What follows is a listing; restate every line of it word for word.
-- -- --
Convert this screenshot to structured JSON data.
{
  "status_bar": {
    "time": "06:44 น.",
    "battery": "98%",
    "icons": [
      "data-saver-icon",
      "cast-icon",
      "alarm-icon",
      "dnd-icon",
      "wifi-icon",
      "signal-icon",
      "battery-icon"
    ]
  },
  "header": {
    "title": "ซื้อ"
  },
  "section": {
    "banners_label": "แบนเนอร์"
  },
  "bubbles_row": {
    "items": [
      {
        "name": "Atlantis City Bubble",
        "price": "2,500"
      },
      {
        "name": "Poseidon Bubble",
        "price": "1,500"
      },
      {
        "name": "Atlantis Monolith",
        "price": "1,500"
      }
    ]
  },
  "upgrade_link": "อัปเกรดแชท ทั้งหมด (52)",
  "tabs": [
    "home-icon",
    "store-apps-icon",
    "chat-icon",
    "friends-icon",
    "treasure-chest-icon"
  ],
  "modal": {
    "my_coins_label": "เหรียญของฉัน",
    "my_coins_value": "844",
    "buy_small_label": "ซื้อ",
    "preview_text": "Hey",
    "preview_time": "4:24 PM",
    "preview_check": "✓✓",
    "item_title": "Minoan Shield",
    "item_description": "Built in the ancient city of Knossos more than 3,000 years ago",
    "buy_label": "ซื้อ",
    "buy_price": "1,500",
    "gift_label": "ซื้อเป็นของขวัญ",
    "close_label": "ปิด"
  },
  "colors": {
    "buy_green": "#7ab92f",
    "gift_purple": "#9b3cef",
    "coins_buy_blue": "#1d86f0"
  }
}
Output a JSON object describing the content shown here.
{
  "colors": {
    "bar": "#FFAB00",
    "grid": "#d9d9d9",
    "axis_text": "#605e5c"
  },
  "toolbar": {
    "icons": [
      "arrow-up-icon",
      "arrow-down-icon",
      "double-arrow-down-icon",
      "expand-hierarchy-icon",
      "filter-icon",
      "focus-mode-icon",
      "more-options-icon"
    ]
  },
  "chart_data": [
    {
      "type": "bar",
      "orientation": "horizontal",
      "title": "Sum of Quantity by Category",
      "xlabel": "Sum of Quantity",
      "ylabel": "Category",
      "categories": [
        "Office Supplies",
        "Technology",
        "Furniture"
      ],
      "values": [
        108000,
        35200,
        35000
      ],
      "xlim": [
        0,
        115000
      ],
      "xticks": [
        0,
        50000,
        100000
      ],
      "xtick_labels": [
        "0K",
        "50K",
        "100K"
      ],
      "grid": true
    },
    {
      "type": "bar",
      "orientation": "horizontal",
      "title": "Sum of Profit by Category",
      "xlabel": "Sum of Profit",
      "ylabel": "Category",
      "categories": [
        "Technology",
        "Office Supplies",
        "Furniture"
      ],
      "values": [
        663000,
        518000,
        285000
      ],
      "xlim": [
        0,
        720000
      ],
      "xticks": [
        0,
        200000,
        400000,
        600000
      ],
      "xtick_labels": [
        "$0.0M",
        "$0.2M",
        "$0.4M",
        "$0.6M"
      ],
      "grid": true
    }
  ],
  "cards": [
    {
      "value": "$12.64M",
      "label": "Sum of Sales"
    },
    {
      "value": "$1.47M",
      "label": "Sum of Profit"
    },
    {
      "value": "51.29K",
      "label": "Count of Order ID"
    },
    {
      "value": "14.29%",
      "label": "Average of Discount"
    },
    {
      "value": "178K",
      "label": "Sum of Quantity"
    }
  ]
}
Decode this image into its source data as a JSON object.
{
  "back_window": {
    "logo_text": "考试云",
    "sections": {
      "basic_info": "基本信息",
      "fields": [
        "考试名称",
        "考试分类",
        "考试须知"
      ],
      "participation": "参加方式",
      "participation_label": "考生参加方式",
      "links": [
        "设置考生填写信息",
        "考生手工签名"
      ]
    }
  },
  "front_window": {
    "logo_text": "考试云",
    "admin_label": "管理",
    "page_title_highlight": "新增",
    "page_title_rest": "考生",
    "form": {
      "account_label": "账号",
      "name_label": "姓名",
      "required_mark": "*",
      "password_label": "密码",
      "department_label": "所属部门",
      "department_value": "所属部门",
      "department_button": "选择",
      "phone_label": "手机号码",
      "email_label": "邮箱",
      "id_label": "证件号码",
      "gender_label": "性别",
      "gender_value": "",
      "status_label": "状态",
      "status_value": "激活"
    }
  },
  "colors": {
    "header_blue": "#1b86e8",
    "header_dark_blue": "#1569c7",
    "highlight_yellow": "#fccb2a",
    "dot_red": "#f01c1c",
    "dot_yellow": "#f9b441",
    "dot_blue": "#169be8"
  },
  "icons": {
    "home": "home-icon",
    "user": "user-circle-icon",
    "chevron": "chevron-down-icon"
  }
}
-- -- --
» **RESPONSE TO THIS TASK**:
Convert this screenshot to structured JSON data.
{
  "status_bar": {
    "time": "06:44 น.",
    "battery": "98%",
    "icons": [
      "data-saver-icon",
      "cast-icon",
      "alarm-icon",
      "dnd-icon",
      "wifi-icon",
      "signal-icon",
      "battery-icon"
    ]
  },
  "header": {
    "title": "ซื้อ"
  },
  "section": {
    "banners_label": "แบนเนอร์"
  },
  "bubbles_row": {
    "items": [
      {
        "name": "Atlantis City Bubble",
        "price": "2,500"
      },
      {
        "name": "Poseidon Bubble",
        "price": "1,500"
      },
      {
        "name": "Atlantis Monolith",
        "price": "1,500"
      }
    ]
  },
  "upgrade_link": "อัปเกรดแชท ทั้งหมด (52)",
  "tabs": [
    "home-icon",
    "store-apps-icon",
    "chat-icon",
    "friends-icon",
    "treasure-chest-icon"
  ],
  "modal": {
    "my_coins_label": "เหรียญของฉัน",
    "my_coins_value": "844",
    "buy_small_label": "ซื้อ",
    "preview_text": "Hey",
    "preview_time": "4:24 PM",
    "preview_check": "✓✓",
    "item_title": "Minoan Shield",
    "item_description": "Built in the ancient city of Knossos more than 3,000 years ago",
    "buy_label": "ซื้อ",
    "buy_price": "1,500",
    "gift_label": "ซื้อเป็นของขวัญ",
    "close_label": "ปิด"
  },
  "colors": {
    "buy_green": "#7ab92f",
    "gift_purple": "#9b3cef",
    "coins_buy_blue": "#1d86f0"
  }
}
Output a JSON object describing the content shown here.
{
  "colors": {
    "bar": "#FFAB00",
    "grid": "#d9d9d9",
    "axis_text": "#605e5c"
  },
  "toolbar": {
    "icons": [
      "arrow-up-icon",
      "arrow-down-icon",
      "double-arrow-down-icon",
      "expand-hierarchy-icon",
      "filter-icon",
      "focus-mode-icon",
      "more-options-icon"
    ]
  },
  "chart_data": [
    {
      "type": "bar",
      "orientation": "horizontal",
      "title": "Sum of Quantity by Category",
      "xlabel": "Sum of Quantity",
      "ylabel": "Category",
      "categories": [
        "Office Supplies",
        "Technology",
        "Furniture"
      ],
      "values": [
        108000,
        35200,
        35000
      ],
      "xlim": [
        0,
        115000
      ],
      "xticks": [
        0,
        50000,
        100000
      ],
      "xtick_labels": [
        "0K",
        "50K",
        "100K"
      ],
      "grid": true
    },
    {
      "type": "bar",
      "orientation": "horizontal",
      "title": "Sum of Profit by Category",
      "xlabel": "Sum of Profit",
      "ylabel": "Category",
      "categories": [
        "Technology",
        "Office Supplies",
        "Furniture"
      ],
      "values": [
        663000,
        518000,
        285000
      ],
      "xlim": [
        0,
        720000
      ],
      "xticks": [
        0,
        200000,
        400000,
        600000
      ],
      "xtick_labels": [
        "$0.0M",
        "$0.2M",
        "$0.4M",
        "$0.6M"
      ],
      "grid": true
    }
  ],
  "cards": [
    {
      "value": "$12.64M",
      "label": "Sum of Sales"
    },
    {
      "value": "$1.47M",
      "label": "Sum of Profit"
    },
    {
      "value": "51.29K",
      "label": "Count of Order ID"
    },
    {
      "value": "14.29%",
      "label": "Average of Discount"
    },
    {
      "value": "178K",
      "label": "Sum of Quantity"
    }
  ]
}
Decode this image into its source data as a JSON object.
{
  "back_window": {
    "logo_text": "考试云",
    "sections": {
      "basic_info": "基本信息",
      "fields": [
        "考试名称",
        "考试分类",
        "考试须知"
      ],
      "participation": "参加方式",
      "participation_label": "考生参加方式",
      "links": [
        "设置考生填写信息",
        "考生手工签名"
      ]
    }
  },
  "front_window": {
    "logo_text": "考试云",
    "admin_label": "管理",
    "page_title_highlight": "新增",
    "page_title_rest": "考生",
    "form": {
      "account_label": "账号",
      "name_label": "姓名",
      "required_mark": "*",
      "password_label": "密码",
      "department_label": "所属部门",
      "department_value": "所属部门",
      "department_button": "选择",
      "phone_label": "手机号码",
      "email_label": "邮箱",
      "id_label": "证件号码",
      "gender_label": "性别",
      "gender_value": "",
      "status_label": "状态",
      "status_value": "激活"
    }
  },
  "colors": {
    "header_blue": "#1b86e8",
    "header_dark_blue": "#1569c7",
    "highlight_yellow": "#fccb2a",
    "dot_red": "#f01c1c",
    "dot_yellow": "#f9b441",
    "dot_blue": "#169be8"
  },
  "icons": {
    "home": "home-icon",
    "user": "user-circle-icon",
    "chevron": "chevron-down-icon"
  }
}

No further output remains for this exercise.